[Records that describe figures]
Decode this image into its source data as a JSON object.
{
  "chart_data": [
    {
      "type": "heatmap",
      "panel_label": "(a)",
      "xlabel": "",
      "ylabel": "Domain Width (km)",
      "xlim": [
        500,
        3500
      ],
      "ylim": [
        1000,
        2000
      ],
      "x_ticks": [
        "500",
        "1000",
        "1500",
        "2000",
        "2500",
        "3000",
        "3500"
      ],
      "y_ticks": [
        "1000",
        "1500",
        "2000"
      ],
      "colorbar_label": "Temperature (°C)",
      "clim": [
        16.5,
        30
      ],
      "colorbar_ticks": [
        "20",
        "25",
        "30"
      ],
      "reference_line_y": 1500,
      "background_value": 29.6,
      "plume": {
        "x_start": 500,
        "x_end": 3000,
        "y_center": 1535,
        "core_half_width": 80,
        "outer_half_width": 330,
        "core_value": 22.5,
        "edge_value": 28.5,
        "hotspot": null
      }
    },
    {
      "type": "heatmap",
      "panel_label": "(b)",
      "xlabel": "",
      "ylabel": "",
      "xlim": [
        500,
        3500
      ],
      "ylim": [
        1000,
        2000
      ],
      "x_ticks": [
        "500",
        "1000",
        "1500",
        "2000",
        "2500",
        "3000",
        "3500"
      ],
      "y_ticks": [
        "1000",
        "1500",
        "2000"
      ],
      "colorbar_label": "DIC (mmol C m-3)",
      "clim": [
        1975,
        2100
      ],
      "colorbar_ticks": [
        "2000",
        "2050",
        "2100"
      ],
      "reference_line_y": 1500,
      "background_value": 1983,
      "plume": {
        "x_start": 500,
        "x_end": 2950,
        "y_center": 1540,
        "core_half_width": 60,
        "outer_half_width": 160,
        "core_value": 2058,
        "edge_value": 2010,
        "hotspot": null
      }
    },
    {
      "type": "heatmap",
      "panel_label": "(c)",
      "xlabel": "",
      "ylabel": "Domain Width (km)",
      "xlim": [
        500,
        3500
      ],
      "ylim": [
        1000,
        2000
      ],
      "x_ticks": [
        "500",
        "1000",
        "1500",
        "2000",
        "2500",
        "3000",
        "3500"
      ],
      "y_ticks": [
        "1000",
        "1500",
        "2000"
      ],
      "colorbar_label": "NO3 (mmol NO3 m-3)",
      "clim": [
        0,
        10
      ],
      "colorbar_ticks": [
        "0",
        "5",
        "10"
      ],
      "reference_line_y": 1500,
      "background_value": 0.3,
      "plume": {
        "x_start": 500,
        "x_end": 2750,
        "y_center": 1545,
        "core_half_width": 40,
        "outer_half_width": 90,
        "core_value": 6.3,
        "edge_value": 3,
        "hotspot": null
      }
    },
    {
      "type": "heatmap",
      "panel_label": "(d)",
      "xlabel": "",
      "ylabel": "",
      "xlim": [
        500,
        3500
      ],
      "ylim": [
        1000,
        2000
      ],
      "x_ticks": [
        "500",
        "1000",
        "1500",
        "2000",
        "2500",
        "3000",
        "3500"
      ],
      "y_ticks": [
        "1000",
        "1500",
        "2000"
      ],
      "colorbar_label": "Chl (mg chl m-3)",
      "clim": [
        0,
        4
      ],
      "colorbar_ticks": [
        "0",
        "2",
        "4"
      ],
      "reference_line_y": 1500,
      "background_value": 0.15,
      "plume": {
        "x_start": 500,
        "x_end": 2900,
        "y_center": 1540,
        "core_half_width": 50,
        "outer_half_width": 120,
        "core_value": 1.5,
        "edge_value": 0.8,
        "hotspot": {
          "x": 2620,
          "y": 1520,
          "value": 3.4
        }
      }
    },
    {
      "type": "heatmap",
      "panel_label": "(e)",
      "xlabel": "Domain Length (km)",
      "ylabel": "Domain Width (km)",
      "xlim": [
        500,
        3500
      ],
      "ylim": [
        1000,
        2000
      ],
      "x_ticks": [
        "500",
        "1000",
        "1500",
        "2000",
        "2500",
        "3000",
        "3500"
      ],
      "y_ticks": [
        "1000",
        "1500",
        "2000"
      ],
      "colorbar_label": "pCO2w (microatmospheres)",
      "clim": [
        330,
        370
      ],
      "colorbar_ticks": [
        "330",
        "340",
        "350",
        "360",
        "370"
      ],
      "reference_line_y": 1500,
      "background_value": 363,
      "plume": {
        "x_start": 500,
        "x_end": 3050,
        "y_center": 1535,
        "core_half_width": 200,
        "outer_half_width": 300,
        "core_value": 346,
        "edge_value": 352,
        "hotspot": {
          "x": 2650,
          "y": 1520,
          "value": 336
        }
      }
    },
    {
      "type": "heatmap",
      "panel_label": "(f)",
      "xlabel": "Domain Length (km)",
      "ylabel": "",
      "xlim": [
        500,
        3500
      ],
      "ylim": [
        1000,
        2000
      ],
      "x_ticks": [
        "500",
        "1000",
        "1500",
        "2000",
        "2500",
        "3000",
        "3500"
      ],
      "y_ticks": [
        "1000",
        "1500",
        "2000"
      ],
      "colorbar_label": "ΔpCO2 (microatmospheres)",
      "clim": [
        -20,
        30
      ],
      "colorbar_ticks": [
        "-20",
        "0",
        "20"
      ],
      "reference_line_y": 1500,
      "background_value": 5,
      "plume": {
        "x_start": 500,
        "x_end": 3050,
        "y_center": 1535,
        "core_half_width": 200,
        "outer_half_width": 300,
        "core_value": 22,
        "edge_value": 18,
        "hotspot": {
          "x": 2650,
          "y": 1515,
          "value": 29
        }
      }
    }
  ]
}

* **EXERCISE GOAL**: In the records above, how many lines hold the string "mmol"? Reply with only the number.

* **TASK OUTPUT**: 2